• Stated task: Report the number of lines in these entries that contain "durumunda". Write only the number.

== Records supplied

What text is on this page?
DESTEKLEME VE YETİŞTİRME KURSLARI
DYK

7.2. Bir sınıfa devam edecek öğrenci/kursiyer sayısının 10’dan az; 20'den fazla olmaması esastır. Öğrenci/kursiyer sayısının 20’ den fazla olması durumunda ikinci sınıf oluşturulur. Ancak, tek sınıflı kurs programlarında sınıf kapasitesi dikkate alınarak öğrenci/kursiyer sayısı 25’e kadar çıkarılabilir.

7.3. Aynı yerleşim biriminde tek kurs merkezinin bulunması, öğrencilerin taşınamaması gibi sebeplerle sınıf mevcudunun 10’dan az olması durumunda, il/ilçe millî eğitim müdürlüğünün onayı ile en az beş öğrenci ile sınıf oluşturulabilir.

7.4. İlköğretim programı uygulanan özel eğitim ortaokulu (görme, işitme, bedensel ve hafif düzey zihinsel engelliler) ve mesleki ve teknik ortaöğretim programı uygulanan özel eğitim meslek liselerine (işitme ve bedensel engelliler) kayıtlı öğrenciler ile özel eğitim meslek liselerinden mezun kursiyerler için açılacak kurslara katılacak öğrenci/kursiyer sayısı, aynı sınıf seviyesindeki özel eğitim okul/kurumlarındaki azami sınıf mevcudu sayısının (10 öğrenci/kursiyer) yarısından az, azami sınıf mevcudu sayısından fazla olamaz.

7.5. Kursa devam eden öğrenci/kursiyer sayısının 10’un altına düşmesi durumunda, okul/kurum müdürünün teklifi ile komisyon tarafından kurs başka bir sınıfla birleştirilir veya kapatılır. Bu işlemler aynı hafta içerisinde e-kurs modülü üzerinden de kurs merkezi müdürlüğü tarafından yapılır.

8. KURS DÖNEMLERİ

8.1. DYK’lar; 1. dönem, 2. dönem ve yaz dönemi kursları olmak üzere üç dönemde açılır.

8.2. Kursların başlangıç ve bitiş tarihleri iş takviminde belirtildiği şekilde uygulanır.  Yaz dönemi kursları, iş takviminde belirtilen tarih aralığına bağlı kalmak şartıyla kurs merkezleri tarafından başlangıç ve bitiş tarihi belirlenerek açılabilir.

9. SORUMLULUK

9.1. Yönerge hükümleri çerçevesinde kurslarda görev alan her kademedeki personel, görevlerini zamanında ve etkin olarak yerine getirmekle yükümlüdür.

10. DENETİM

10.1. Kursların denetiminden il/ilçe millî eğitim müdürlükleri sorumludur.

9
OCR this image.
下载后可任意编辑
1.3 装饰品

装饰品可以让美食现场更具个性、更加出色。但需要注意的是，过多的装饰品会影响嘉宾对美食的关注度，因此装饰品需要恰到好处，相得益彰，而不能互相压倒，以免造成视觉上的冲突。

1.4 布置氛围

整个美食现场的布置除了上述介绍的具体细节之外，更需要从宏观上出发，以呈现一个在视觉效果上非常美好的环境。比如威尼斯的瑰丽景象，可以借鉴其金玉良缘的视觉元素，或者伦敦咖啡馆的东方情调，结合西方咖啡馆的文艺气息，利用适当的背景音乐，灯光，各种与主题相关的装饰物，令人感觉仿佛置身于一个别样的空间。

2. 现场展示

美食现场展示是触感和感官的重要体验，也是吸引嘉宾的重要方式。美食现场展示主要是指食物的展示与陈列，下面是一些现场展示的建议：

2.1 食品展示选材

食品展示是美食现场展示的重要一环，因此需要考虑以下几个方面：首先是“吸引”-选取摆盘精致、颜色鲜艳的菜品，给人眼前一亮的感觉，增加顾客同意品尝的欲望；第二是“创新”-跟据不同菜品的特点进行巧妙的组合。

====

• Output for this task: 3